**Collected data entries**
################

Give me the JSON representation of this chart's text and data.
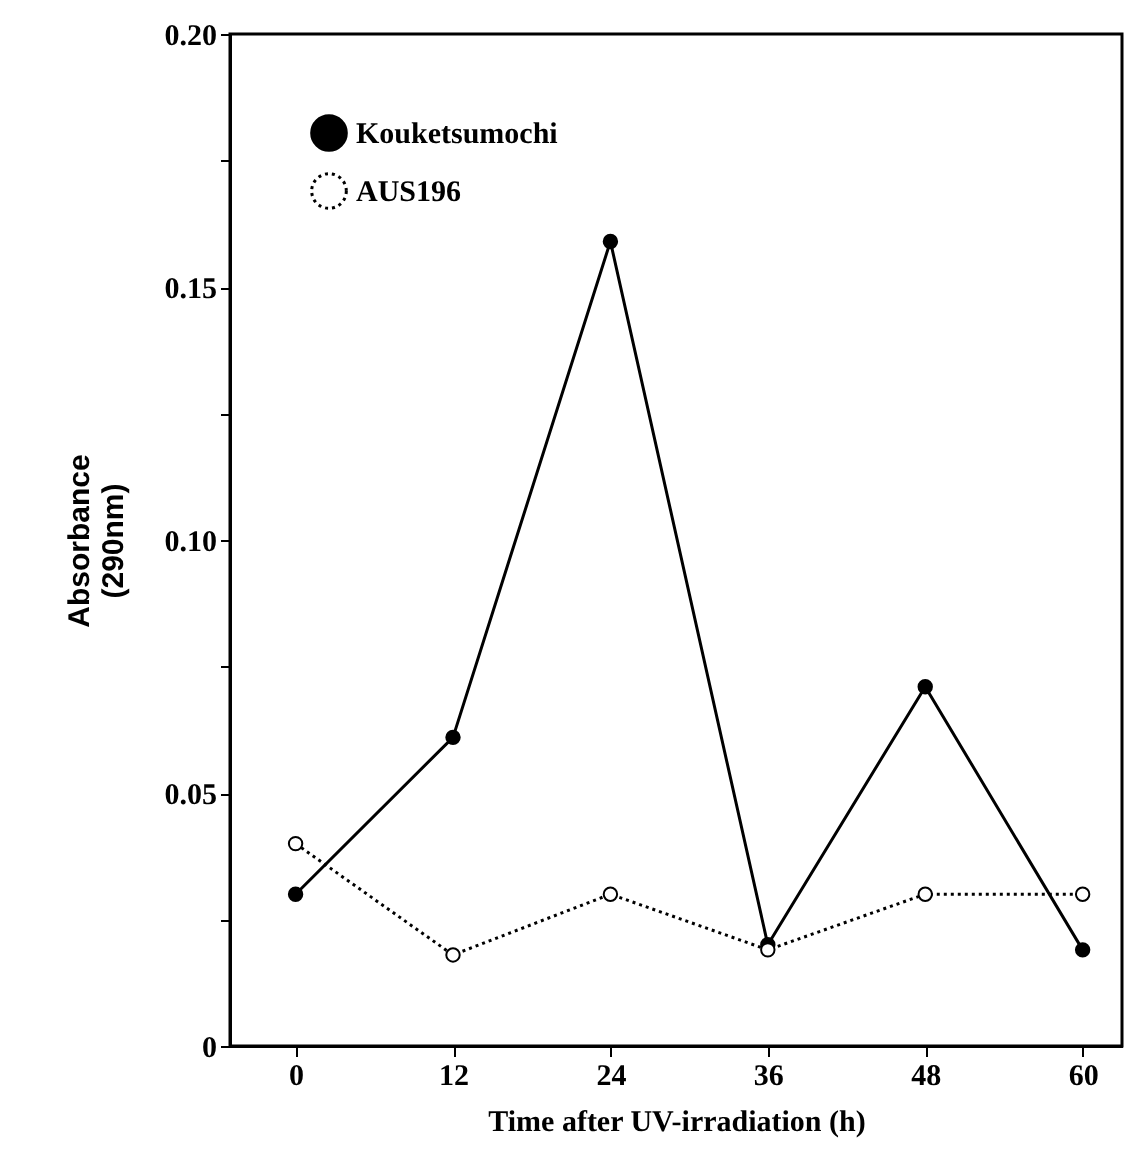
{
  "chart_data": {
    "type": "line",
    "xlabel": "Time after UV-irradiation (h)",
    "ylabel": "Absorbance\n(290nm)",
    "x": [
      0,
      12,
      24,
      36,
      48,
      60
    ],
    "series": [
      {
        "name": "Kouketsumochi",
        "color": "#000000",
        "line_style": "solid",
        "values": [
          0.03,
          0.061,
          0.159,
          0.02,
          0.071,
          0.019
        ]
      },
      {
        "name": "AUS196",
        "color": "#000000",
        "line_style": "dotted",
        "values": [
          0.04,
          0.018,
          0.03,
          0.019,
          0.03,
          0.03
        ]
      }
    ],
    "xlim": [
      -5,
      63
    ],
    "xticks": [
      0,
      12,
      24,
      36,
      48,
      60
    ],
    "ylim": [
      0,
      0.2
    ],
    "yticks": [
      0,
      {
        "value": 0.025,
        "label": null
      },
      {
        "value": 0.05,
        "label": "0.05"
      },
      {
        "value": 0.075,
        "label": null
      },
      {
        "value": 0.1,
        "label": "0.10"
      },
      {
        "value": 0.125,
        "label": null
      },
      {
        "value": 0.15,
        "label": "0.15"
      },
      {
        "value": 0.175,
        "label": null
      },
      {
        "value": 0.2,
        "label": "0.20"
      }
    ],
    "marker": "circle",
    "legend": "top left",
    "grid": false
  }
}
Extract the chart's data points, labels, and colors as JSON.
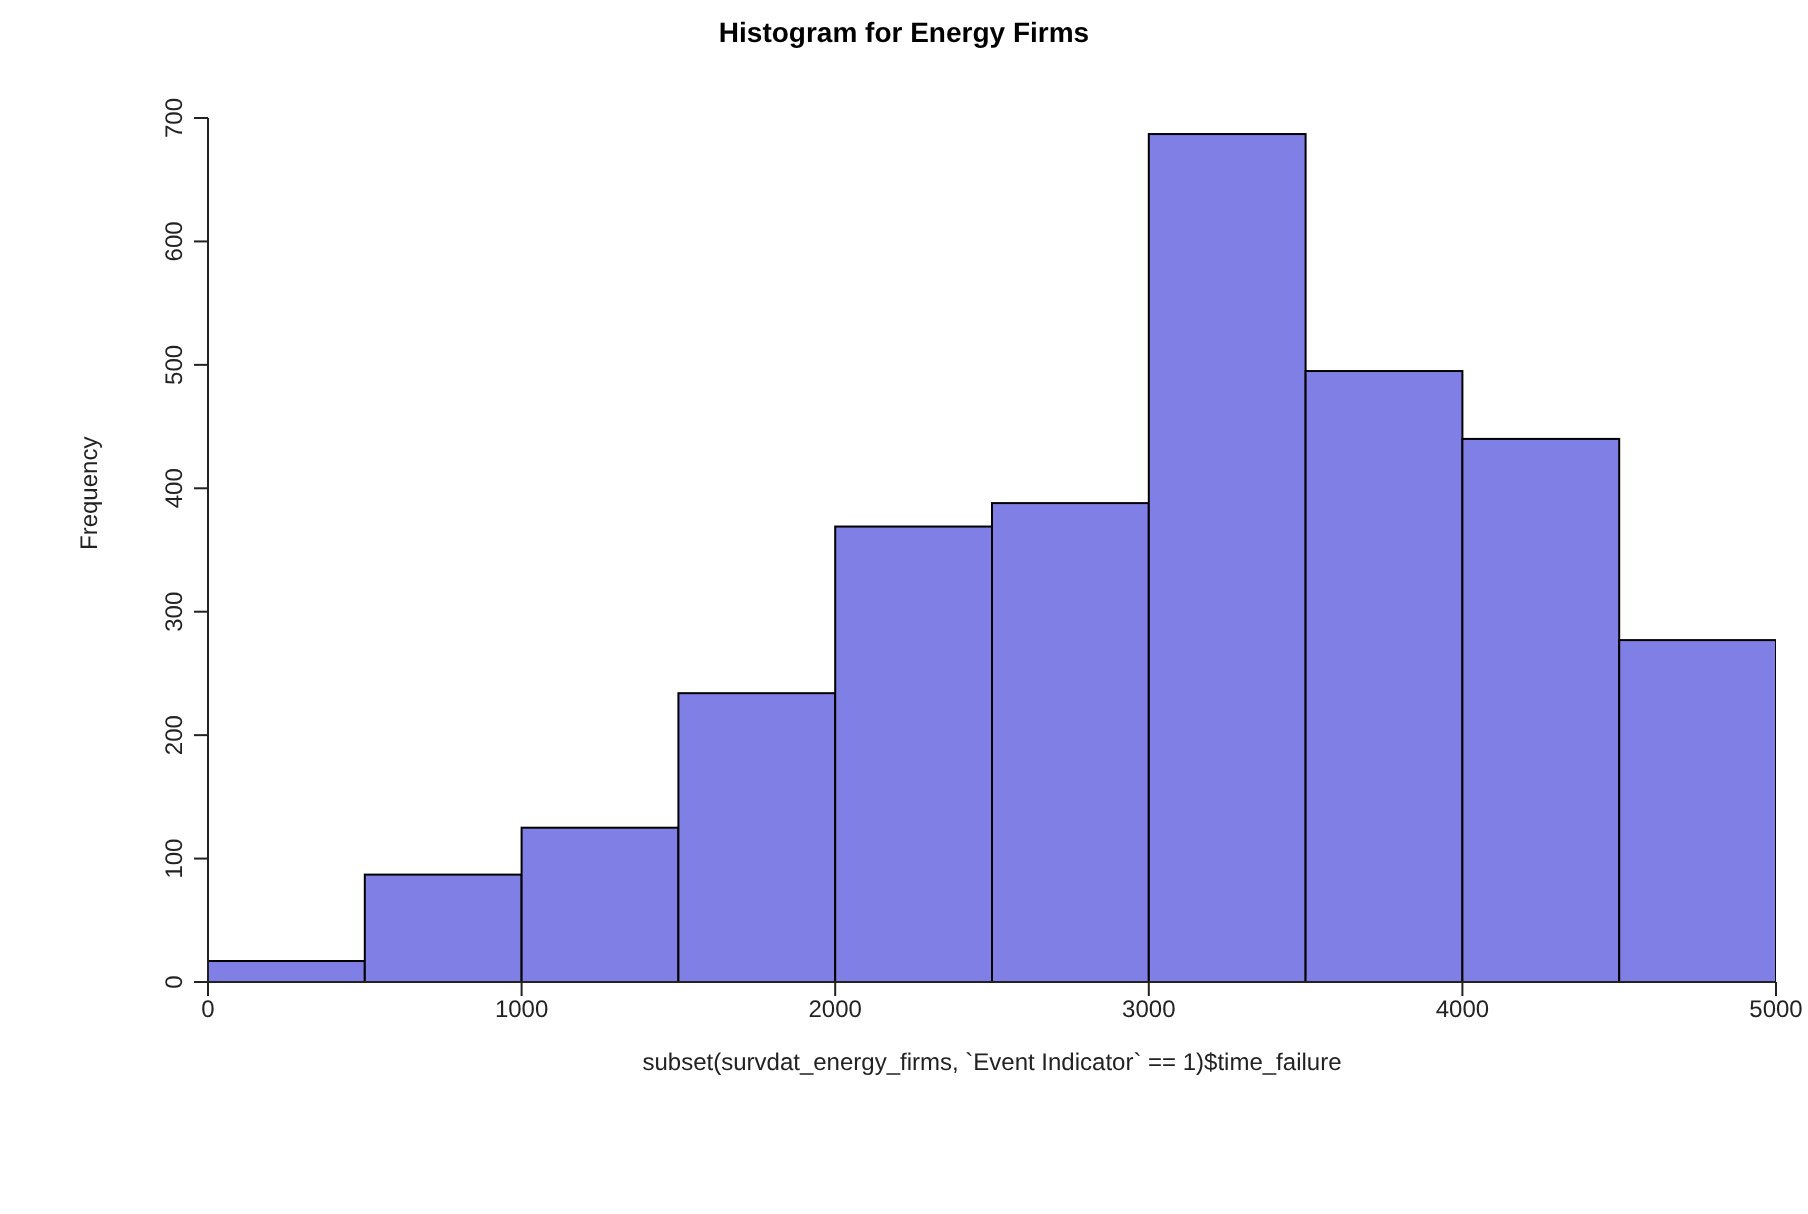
{
  "chart_data": {
    "type": "histogram",
    "title": "Histogram for Energy Firms",
    "xlabel": "subset(survdat_energy_firms, `Event Indicator` == 1)$time_failure",
    "ylabel": "Frequency",
    "bins": [
      0,
      500,
      1000,
      1500,
      2000,
      2500,
      3000,
      3500,
      4000,
      4500,
      5000
    ],
    "values": [
      17,
      87,
      125,
      234,
      369,
      388,
      687,
      495,
      440,
      277
    ],
    "color": "#7f7fe6",
    "xlim": [
      0,
      5000
    ],
    "xticks": [
      0,
      1000,
      2000,
      3000,
      4000,
      5000
    ],
    "ylim": [
      0,
      700
    ],
    "yticks": [
      0,
      100,
      200,
      300,
      400,
      500,
      600,
      700
    ],
    "grid": false,
    "legend": false
  }
}
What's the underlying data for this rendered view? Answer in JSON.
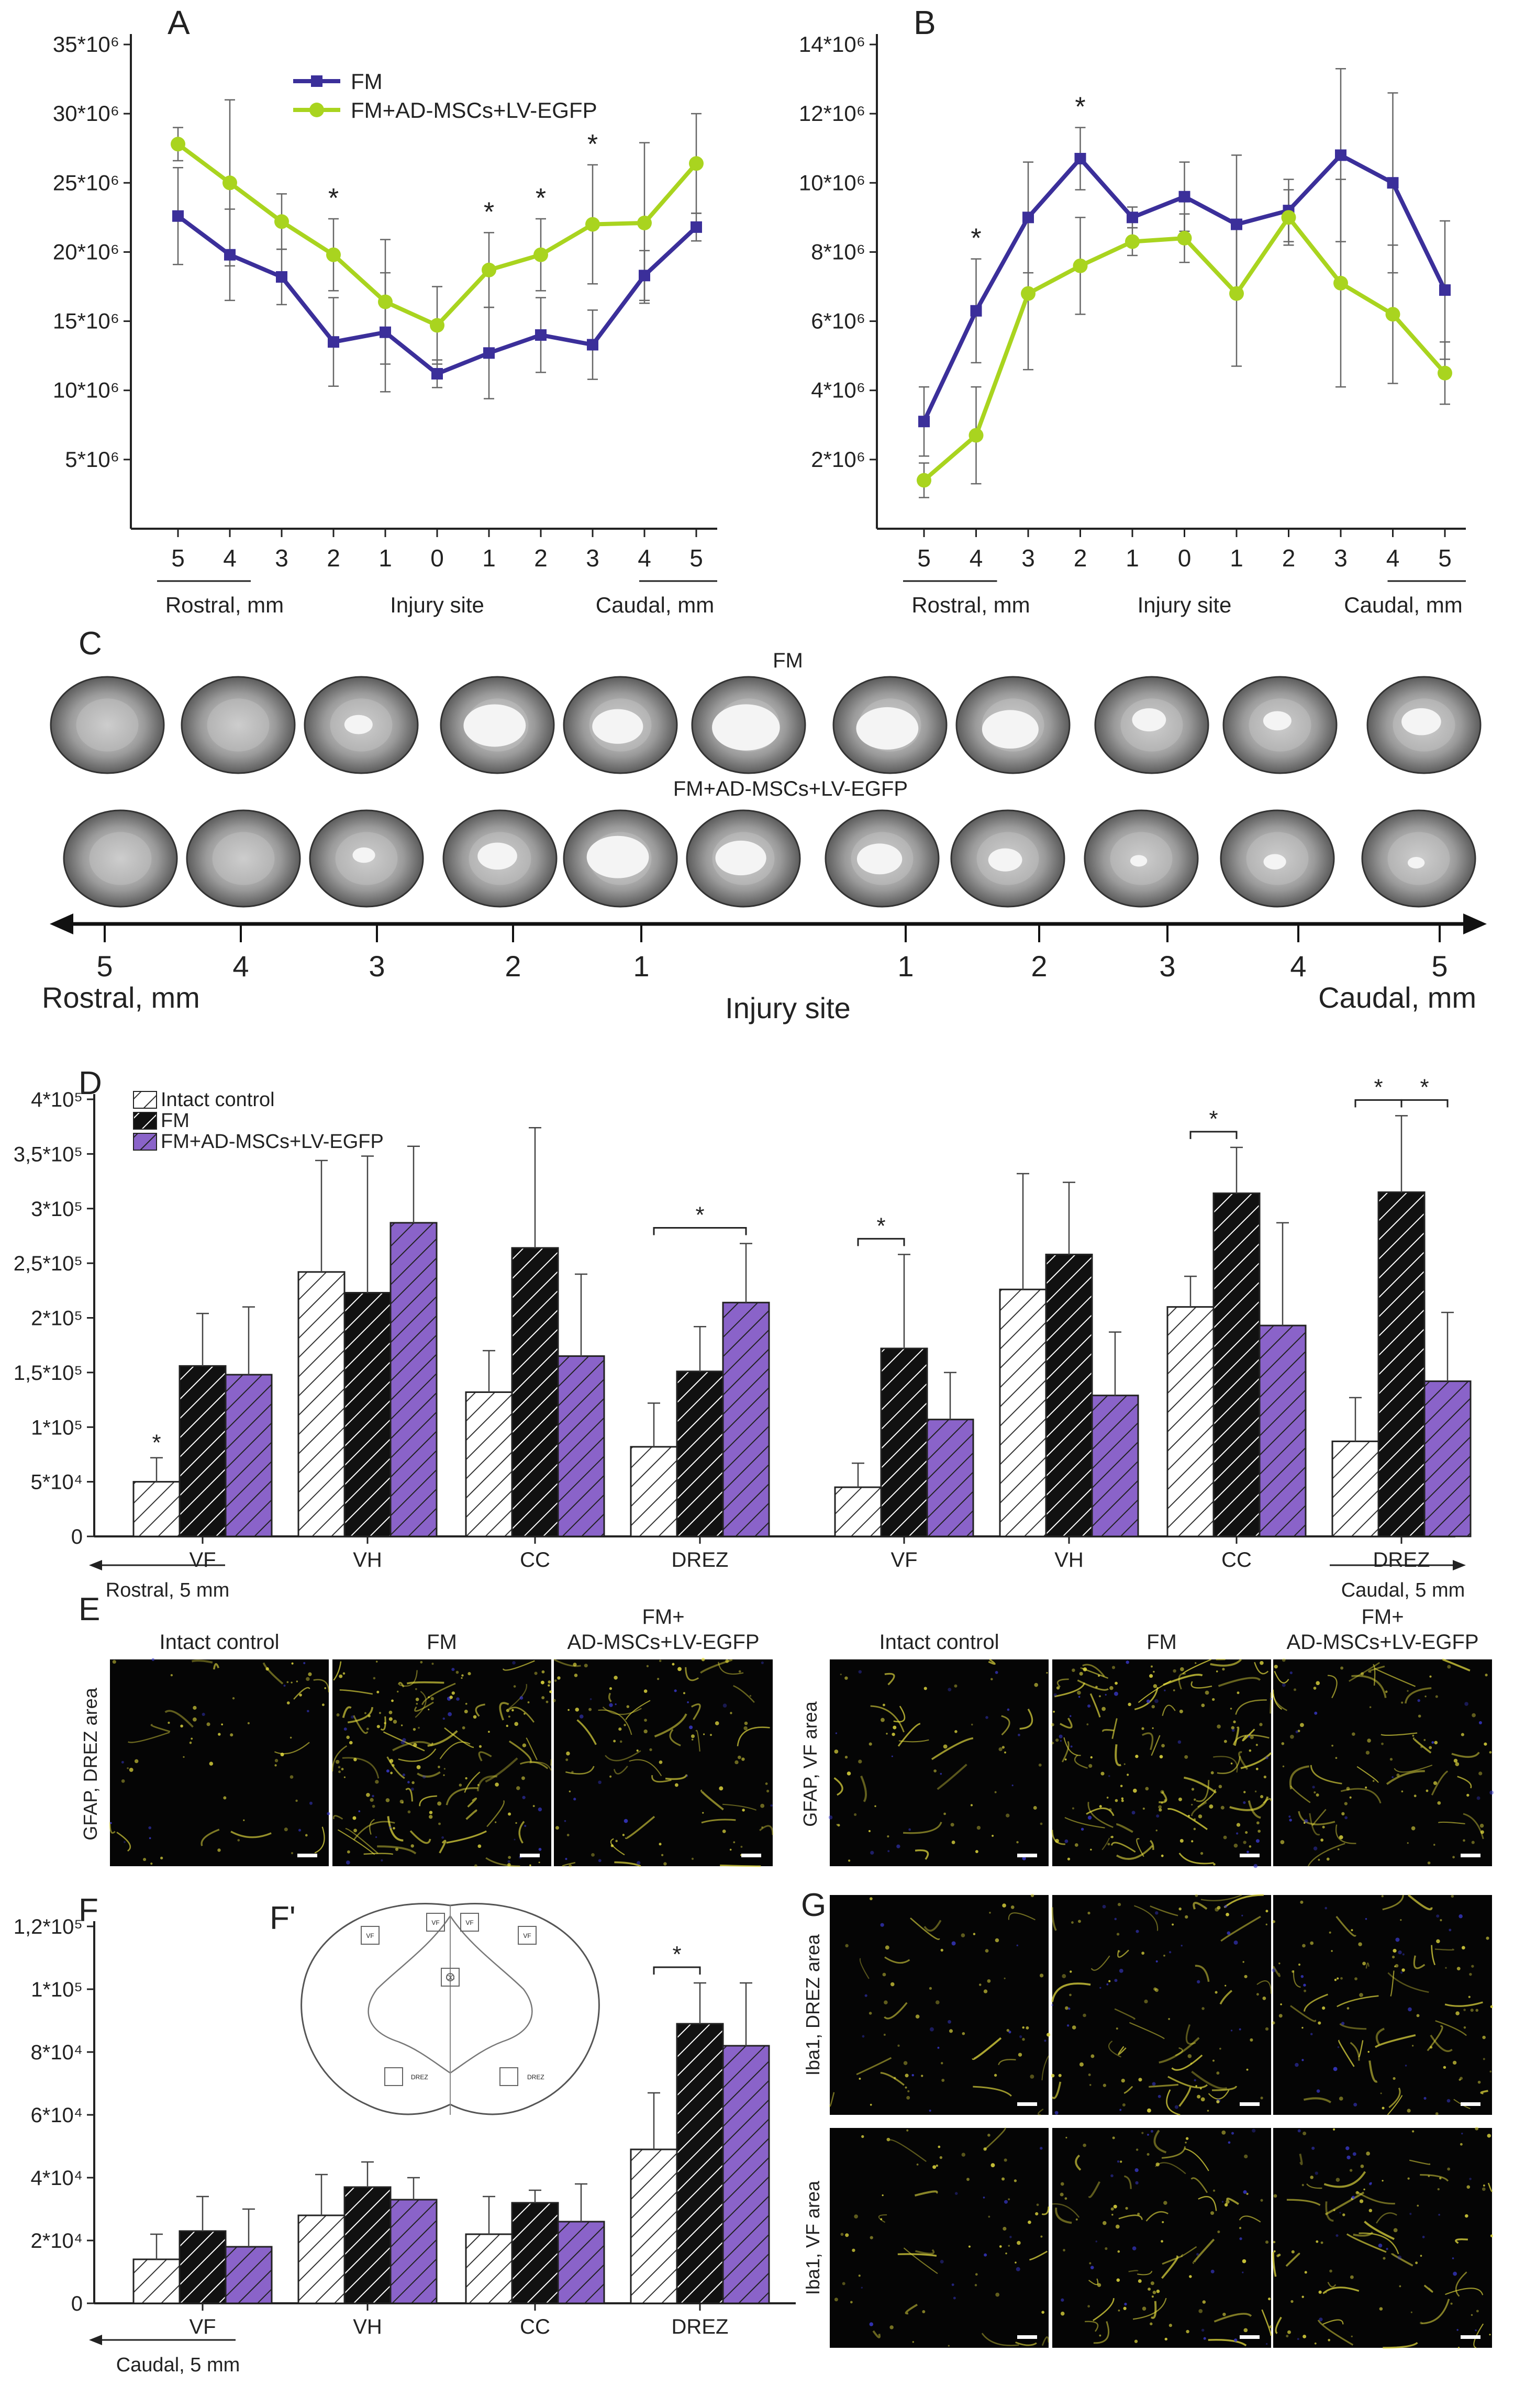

################

**What you have to do**
The records above are to be reproduced exactly; the pictures are to be left out.

**Task answer**
Give me the JSON representation of this chart's text and data.
{
  "chart_data": {
    "type": "line",
    "xlabel": "Time after UV-irradiation (h)",
    "ylabel": "Absorbance\n(290nm)",
    "x": [
      0,
      12,
      24,
      36,
      48,
      60
    ],
    "series": [
      {
        "name": "Kouketsumochi",
        "color": "#000000",
        "line_style": "solid",
        "values": [
          0.03,
          0.061,
          0.159,
          0.02,
          0.071,
          0.019
        ]
      },
      {
        "name": "AUS196",
        "color": "#000000",
        "line_style": "dotted",
        "values": [
          0.04,
          0.018,
          0.03,
          0.019,
          0.03,
          0.03
        ]
      }
    ],
    "xlim": [
      -5,
      63
    ],
    "xticks": [
      0,
      12,
      24,
      36,
      48,
      60
    ],
    "ylim": [
      0,
      0.2
    ],
    "yticks": [
      0,
      {
        "value": 0.025,
        "label": null
      },
      {
        "value": 0.05,
        "label": "0.05"
      },
      {
        "value": 0.075,
        "label": null
      },
      {
        "value": 0.1,
        "label": "0.10"
      },
      {
        "value": 0.125,
        "label": null
      },
      {
        "value": 0.15,
        "label": "0.15"
      },
      {
        "value": 0.175,
        "label": null
      },
      {
        "value": 0.2,
        "label": "0.20"
      }
    ],
    "marker": "circle",
    "legend": "top left",
    "grid": false
  }
}
Extract the chart's data points, labels, and colors as JSON.
{
  "chart_data": {
    "type": "histogram",
    "title": "Histogram for Energy Firms",
    "xlabel": "subset(survdat_energy_firms, `Event Indicator` == 1)$time_failure",
    "ylabel": "Frequency",
    "bins": [
      0,
      500,
      1000,
      1500,
      2000,
      2500,
      3000,
      3500,
      4000,
      4500,
      5000
    ],
    "values": [
      17,
      87,
      125,
      234,
      369,
      388,
      687,
      495,
      440,
      277
    ],
    "color": "#7f7fe6",
    "xlim": [
      0,
      5000
    ],
    "xticks": [
      0,
      1000,
      2000,
      3000,
      4000,
      5000
    ],
    "ylim": [
      0,
      700
    ],
    "yticks": [
      0,
      100,
      200,
      300,
      400,
      500,
      600,
      700
    ],
    "grid": false,
    "legend": false
  }
}
What's the underlying data for this rendered view? Answer in JSON.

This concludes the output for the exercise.